:: Material for the task ::

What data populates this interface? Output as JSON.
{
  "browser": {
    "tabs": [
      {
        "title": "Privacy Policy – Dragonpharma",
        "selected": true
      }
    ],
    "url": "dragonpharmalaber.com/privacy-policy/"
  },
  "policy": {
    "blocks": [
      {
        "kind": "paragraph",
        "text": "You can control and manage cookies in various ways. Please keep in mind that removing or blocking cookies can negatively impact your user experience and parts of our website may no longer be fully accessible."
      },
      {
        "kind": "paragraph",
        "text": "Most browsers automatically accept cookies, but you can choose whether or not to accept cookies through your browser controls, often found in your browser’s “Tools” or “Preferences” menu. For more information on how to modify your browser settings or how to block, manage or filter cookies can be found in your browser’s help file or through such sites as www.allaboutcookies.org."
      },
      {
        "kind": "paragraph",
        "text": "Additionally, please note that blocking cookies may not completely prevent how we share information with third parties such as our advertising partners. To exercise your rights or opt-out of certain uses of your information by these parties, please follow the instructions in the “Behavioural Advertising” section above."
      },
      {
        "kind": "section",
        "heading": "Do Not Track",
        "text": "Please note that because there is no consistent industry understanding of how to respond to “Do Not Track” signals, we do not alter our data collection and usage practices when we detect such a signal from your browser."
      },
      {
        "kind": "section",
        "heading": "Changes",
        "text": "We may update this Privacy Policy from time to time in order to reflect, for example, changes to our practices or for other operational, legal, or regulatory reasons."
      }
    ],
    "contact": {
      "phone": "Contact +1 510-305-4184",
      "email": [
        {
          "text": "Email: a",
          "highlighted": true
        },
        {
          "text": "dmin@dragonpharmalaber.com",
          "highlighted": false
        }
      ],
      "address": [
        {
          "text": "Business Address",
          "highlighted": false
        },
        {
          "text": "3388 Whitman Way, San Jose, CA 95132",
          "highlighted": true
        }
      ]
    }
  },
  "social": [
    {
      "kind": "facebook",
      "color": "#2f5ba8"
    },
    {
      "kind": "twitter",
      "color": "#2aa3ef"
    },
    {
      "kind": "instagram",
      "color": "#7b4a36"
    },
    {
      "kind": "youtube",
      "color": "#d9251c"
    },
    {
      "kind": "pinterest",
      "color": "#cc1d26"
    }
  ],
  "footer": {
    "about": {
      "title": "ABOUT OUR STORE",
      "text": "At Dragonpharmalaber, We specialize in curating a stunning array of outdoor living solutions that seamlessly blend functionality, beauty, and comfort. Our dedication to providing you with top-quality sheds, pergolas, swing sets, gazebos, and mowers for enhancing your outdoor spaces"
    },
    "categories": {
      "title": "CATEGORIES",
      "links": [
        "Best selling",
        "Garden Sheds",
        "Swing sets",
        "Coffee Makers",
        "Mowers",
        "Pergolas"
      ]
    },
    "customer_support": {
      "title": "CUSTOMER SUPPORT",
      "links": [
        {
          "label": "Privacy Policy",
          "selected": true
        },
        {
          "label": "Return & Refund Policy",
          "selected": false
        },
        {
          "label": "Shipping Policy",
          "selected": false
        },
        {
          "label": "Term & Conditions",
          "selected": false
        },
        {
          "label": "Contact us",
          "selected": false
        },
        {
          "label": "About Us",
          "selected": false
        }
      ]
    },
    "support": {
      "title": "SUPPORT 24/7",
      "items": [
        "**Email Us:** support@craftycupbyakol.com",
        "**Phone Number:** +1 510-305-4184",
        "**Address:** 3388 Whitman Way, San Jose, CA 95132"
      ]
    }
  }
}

:::
:: Material for the task ::

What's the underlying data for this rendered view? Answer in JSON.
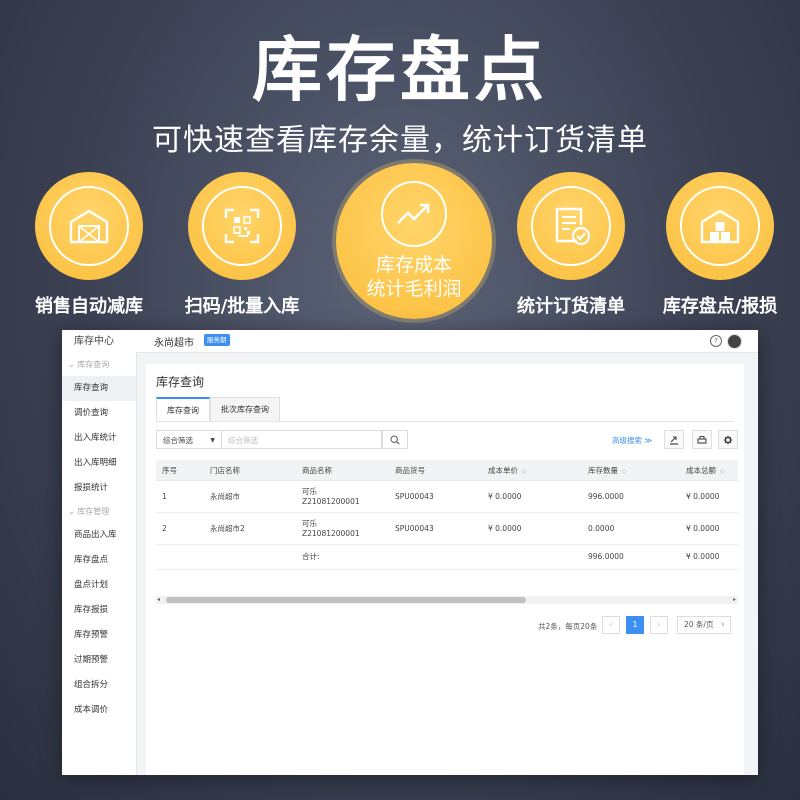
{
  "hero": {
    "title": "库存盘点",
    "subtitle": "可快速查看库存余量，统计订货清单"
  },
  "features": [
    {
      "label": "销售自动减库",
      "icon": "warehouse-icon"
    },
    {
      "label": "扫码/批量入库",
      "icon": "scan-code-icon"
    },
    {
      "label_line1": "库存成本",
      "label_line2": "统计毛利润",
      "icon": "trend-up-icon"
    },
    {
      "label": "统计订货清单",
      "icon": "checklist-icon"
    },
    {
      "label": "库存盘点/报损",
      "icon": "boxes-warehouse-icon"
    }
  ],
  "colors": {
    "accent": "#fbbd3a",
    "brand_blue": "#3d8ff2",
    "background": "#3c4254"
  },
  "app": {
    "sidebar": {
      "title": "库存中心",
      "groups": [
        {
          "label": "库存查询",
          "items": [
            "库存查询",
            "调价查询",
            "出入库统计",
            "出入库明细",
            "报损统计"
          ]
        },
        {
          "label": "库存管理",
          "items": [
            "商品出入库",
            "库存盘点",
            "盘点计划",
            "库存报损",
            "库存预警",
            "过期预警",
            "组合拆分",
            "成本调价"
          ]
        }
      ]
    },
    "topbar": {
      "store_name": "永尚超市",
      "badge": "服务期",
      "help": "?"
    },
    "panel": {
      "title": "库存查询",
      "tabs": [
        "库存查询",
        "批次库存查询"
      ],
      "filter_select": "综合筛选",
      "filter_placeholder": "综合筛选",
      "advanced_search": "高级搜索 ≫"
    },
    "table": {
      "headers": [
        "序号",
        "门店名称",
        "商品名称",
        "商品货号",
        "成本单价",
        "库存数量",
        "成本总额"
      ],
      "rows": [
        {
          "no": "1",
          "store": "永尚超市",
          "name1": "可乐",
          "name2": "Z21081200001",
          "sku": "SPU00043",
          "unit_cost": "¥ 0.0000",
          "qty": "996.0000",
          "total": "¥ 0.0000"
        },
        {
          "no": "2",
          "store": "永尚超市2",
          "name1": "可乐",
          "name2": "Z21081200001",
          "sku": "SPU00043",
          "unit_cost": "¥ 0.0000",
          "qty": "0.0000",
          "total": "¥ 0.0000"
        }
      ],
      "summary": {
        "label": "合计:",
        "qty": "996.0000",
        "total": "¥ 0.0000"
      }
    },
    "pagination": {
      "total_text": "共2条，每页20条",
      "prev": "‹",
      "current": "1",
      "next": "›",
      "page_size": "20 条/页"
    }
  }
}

:::

_What needs to be done_: Go through the listing above and locate each line that holds the word "warehouse". Copy those lines.

_Complete response_:
      "icon": "warehouse-icon"
      "icon": "boxes-warehouse-icon"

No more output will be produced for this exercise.